▶ [Brief]: Within the listing below, locate all lines containing the word "Volcánicos". Copy each one.

--- Start of Given data ---

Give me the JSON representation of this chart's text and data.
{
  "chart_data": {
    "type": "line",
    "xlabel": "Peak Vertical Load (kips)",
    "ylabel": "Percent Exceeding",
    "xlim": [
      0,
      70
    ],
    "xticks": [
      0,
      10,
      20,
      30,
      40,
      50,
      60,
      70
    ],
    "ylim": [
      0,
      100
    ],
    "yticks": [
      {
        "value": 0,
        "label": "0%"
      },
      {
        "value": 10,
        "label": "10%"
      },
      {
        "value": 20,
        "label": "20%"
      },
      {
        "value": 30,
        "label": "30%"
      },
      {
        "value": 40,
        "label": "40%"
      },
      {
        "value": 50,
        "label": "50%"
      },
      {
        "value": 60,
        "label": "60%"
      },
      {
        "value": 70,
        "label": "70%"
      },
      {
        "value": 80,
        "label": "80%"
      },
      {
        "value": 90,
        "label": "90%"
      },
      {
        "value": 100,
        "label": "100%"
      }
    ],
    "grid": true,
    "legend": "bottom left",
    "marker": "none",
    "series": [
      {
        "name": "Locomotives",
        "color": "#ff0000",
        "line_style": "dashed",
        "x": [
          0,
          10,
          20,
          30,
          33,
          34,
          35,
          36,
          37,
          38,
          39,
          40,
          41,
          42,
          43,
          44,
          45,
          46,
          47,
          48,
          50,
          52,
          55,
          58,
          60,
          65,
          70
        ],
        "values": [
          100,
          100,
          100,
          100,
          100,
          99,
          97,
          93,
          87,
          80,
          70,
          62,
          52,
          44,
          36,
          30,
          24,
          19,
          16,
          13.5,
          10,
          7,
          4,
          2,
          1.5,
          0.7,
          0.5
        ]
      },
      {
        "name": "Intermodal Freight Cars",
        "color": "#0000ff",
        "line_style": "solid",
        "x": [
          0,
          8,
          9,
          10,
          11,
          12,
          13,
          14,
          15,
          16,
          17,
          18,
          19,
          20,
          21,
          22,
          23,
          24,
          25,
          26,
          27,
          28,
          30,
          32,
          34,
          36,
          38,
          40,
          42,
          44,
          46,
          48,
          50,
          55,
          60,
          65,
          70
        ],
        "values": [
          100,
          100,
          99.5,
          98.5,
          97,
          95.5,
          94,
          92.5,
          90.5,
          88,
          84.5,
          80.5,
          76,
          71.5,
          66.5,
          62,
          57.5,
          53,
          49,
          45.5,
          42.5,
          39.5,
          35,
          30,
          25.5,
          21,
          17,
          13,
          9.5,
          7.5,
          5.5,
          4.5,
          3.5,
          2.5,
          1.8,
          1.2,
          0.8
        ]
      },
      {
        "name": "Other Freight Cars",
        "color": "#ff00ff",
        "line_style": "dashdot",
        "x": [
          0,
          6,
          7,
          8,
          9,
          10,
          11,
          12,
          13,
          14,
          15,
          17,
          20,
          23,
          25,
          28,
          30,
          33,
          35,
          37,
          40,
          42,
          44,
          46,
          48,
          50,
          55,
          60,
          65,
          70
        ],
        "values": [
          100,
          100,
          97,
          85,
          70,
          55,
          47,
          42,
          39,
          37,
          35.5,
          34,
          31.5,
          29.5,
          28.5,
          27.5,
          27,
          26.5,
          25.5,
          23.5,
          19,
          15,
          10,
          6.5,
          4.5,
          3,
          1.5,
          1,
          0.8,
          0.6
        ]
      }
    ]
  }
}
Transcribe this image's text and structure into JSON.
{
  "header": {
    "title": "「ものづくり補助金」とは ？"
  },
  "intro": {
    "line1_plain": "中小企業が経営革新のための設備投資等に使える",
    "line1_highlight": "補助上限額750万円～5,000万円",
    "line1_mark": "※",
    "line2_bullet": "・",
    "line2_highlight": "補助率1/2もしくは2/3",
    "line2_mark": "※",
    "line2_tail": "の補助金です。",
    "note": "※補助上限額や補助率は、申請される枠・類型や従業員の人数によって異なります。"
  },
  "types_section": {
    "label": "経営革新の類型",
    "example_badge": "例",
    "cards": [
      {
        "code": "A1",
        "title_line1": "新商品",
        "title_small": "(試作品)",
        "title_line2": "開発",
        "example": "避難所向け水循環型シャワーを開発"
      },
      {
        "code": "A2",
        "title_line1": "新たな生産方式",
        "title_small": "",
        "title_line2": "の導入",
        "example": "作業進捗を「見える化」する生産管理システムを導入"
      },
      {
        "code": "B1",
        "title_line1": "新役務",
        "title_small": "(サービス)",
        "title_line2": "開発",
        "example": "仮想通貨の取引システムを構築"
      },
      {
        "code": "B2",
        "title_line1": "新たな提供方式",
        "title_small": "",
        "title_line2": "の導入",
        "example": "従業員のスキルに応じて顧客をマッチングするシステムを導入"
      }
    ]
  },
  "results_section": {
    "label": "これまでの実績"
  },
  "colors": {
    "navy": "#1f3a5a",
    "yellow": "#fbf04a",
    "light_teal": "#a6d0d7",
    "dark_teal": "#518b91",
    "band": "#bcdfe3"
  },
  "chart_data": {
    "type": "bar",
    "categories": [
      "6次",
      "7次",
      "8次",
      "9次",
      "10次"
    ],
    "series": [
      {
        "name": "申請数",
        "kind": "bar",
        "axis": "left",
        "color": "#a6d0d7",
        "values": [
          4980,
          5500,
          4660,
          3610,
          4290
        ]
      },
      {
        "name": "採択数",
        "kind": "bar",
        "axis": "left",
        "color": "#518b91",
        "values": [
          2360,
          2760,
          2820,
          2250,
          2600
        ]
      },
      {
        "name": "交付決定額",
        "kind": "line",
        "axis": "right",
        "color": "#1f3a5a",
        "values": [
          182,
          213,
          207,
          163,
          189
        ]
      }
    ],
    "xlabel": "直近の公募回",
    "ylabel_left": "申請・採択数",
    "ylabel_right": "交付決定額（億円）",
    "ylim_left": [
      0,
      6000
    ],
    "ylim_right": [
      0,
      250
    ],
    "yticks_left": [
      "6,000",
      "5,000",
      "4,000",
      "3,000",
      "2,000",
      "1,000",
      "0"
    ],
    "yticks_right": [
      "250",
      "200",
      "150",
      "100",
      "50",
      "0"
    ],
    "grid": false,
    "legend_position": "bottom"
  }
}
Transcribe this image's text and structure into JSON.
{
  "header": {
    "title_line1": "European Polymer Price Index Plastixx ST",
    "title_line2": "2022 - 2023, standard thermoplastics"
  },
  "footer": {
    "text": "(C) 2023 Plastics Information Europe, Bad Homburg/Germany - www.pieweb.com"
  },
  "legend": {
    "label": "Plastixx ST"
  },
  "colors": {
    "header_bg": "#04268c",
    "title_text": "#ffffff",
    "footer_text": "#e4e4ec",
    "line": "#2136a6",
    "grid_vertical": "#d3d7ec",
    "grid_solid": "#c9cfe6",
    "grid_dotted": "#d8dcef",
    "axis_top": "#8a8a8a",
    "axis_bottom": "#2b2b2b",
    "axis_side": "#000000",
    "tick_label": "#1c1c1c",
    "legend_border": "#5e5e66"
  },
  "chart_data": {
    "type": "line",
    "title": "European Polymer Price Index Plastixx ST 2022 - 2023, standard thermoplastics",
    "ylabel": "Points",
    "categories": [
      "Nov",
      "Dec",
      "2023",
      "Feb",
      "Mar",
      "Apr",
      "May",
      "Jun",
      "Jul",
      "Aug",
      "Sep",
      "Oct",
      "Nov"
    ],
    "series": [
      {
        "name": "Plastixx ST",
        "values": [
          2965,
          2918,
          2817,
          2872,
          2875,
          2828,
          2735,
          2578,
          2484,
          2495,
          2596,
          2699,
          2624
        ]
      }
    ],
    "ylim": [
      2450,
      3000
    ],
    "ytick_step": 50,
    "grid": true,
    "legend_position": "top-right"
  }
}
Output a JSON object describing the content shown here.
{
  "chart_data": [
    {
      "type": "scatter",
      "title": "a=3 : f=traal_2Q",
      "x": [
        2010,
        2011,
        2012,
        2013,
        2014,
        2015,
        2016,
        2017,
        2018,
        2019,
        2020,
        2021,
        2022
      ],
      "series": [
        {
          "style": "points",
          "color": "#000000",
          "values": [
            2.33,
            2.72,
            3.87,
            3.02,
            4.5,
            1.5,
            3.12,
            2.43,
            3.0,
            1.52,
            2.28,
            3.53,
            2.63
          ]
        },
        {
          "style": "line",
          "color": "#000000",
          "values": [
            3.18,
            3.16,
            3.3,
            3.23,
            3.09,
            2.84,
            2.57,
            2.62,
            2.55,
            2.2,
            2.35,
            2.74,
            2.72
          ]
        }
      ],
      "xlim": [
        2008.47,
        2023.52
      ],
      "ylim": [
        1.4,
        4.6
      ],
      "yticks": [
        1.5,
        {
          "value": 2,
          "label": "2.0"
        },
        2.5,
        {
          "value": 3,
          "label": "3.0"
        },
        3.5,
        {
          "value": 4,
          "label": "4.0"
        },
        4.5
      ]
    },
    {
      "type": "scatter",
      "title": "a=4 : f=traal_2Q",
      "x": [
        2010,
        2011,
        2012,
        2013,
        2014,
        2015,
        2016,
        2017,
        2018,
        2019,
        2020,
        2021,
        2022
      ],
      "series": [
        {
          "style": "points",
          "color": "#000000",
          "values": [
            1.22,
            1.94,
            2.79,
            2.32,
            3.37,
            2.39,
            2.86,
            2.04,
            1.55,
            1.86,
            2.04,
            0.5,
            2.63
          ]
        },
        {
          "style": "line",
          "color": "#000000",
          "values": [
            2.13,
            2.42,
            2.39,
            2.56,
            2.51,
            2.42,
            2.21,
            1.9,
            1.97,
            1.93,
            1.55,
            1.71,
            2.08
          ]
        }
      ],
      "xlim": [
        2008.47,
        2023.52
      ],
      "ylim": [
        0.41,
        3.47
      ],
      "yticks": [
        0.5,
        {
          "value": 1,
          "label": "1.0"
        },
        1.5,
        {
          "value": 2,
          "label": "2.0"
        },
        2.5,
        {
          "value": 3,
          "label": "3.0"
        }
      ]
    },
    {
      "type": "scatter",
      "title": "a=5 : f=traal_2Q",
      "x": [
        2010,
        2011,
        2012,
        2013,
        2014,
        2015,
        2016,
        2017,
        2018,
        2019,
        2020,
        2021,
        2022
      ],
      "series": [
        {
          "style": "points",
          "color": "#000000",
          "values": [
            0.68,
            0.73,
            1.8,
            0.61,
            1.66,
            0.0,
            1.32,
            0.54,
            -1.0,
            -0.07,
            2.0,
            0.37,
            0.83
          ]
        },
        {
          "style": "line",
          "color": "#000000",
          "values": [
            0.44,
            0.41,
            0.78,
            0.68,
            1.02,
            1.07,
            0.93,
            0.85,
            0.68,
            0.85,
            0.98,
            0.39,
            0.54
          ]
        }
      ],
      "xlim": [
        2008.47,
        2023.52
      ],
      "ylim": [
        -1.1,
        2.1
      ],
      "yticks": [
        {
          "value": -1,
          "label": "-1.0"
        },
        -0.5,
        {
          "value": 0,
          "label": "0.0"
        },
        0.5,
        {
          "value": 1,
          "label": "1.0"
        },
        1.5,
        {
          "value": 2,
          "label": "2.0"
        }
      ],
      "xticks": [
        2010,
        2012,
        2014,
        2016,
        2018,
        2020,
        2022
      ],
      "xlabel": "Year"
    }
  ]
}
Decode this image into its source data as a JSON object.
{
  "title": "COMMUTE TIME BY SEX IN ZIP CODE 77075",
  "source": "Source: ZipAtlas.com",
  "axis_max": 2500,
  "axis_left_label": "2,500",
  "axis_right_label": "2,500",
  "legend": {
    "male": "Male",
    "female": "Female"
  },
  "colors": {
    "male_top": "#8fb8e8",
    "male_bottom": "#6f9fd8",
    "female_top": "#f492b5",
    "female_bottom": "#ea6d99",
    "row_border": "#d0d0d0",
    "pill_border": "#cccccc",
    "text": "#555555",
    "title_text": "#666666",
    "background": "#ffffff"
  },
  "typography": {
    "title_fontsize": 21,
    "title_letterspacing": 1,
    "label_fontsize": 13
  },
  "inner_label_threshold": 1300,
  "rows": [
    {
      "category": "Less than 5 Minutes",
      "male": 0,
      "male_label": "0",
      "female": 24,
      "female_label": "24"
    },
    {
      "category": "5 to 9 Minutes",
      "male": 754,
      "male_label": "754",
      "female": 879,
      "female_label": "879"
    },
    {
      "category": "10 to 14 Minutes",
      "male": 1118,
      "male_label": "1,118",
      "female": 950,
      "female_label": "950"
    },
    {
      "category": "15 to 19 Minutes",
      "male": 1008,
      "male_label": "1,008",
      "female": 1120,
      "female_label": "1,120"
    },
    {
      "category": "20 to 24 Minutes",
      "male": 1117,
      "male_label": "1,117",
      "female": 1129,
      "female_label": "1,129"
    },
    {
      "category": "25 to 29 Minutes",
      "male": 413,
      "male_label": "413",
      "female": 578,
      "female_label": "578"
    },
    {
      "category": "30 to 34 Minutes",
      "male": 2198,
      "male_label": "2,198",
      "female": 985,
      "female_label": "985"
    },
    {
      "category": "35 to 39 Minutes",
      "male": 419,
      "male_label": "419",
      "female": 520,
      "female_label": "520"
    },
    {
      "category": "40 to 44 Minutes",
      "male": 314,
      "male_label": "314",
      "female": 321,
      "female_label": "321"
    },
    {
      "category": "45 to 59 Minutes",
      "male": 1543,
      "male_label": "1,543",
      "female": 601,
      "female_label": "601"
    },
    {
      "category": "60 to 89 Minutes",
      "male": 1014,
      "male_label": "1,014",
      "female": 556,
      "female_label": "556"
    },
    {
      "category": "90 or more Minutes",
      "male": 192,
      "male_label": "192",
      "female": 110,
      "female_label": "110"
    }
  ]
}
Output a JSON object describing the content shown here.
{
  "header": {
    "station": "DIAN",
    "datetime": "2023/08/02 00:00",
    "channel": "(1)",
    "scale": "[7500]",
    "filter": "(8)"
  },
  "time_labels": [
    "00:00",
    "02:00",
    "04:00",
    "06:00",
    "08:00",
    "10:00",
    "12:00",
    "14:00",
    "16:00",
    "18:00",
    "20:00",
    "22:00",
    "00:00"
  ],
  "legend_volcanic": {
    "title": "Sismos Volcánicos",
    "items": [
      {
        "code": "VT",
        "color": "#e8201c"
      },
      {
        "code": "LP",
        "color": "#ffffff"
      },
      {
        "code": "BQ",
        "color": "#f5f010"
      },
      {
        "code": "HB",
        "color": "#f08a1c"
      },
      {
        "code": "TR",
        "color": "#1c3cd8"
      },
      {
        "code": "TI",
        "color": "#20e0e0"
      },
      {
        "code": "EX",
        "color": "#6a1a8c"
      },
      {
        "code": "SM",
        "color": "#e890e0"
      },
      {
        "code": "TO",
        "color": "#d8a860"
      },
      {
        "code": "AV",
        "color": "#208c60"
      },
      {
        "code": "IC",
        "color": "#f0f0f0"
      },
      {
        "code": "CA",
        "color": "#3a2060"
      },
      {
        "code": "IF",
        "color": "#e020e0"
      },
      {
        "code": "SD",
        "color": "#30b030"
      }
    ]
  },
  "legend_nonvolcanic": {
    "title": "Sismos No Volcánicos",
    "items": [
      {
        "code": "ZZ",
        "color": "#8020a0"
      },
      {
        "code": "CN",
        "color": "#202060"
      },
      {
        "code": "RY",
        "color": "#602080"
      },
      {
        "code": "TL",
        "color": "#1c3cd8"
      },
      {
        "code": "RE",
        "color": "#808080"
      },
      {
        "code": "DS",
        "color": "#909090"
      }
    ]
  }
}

--- End of Given data ---

▶ [Task response]:
    "title": "Sismos Volcánicos",
    "title": "Sismos No Volcánicos",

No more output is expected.